= Task brief =
The listing below should be copied in full, word for word.

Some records
⟨

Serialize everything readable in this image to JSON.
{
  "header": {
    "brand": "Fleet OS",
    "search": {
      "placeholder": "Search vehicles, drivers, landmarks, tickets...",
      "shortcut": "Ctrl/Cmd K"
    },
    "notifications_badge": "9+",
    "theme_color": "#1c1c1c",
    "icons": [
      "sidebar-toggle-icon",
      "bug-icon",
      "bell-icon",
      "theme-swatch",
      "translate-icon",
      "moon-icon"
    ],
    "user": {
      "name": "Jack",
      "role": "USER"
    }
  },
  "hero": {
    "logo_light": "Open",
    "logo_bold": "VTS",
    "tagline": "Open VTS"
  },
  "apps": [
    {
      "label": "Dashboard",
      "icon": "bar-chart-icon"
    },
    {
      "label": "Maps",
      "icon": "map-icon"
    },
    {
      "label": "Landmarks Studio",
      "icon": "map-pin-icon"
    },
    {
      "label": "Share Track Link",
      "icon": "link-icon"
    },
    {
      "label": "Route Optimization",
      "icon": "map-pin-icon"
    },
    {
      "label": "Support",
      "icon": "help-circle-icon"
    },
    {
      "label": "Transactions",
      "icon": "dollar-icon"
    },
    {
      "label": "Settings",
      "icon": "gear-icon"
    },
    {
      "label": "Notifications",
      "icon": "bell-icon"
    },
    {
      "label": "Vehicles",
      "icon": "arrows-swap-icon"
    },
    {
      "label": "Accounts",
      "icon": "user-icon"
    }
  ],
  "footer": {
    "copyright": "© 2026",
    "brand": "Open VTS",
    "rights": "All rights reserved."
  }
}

⟩

= Answer for this exercise =
Serialize everything readable in this image to JSON.
{
  "header": {
    "brand": "Fleet OS",
    "search": {
      "placeholder": "Search vehicles, drivers, landmarks, tickets...",
      "shortcut": "Ctrl/Cmd K"
    },
    "notifications_badge": "9+",
    "theme_color": "#1c1c1c",
    "icons": [
      "sidebar-toggle-icon",
      "bug-icon",
      "bell-icon",
      "theme-swatch",
      "translate-icon",
      "moon-icon"
    ],
    "user": {
      "name": "Jack",
      "role": "USER"
    }
  },
  "hero": {
    "logo_light": "Open",
    "logo_bold": "VTS",
    "tagline": "Open VTS"
  },
  "apps": [
    {
      "label": "Dashboard",
      "icon": "bar-chart-icon"
    },
    {
      "label": "Maps",
      "icon": "map-icon"
    },
    {
      "label": "Landmarks Studio",
      "icon": "map-pin-icon"
    },
    {
      "label": "Share Track Link",
      "icon": "link-icon"
    },
    {
      "label": "Route Optimization",
      "icon": "map-pin-icon"
    },
    {
      "label": "Support",
      "icon": "help-circle-icon"
    },
    {
      "label": "Transactions",
      "icon": "dollar-icon"
    },
    {
      "label": "Settings",
      "icon": "gear-icon"
    },
    {
      "label": "Notifications",
      "icon": "bell-icon"
    },
    {
      "label": "Vehicles",
      "icon": "arrows-swap-icon"
    },
    {
      "label": "Accounts",
      "icon": "user-icon"
    }
  ],
  "footer": {
    "copyright": "© 2026",
    "brand": "Open VTS",
    "rights": "All rights reserved."
  }
}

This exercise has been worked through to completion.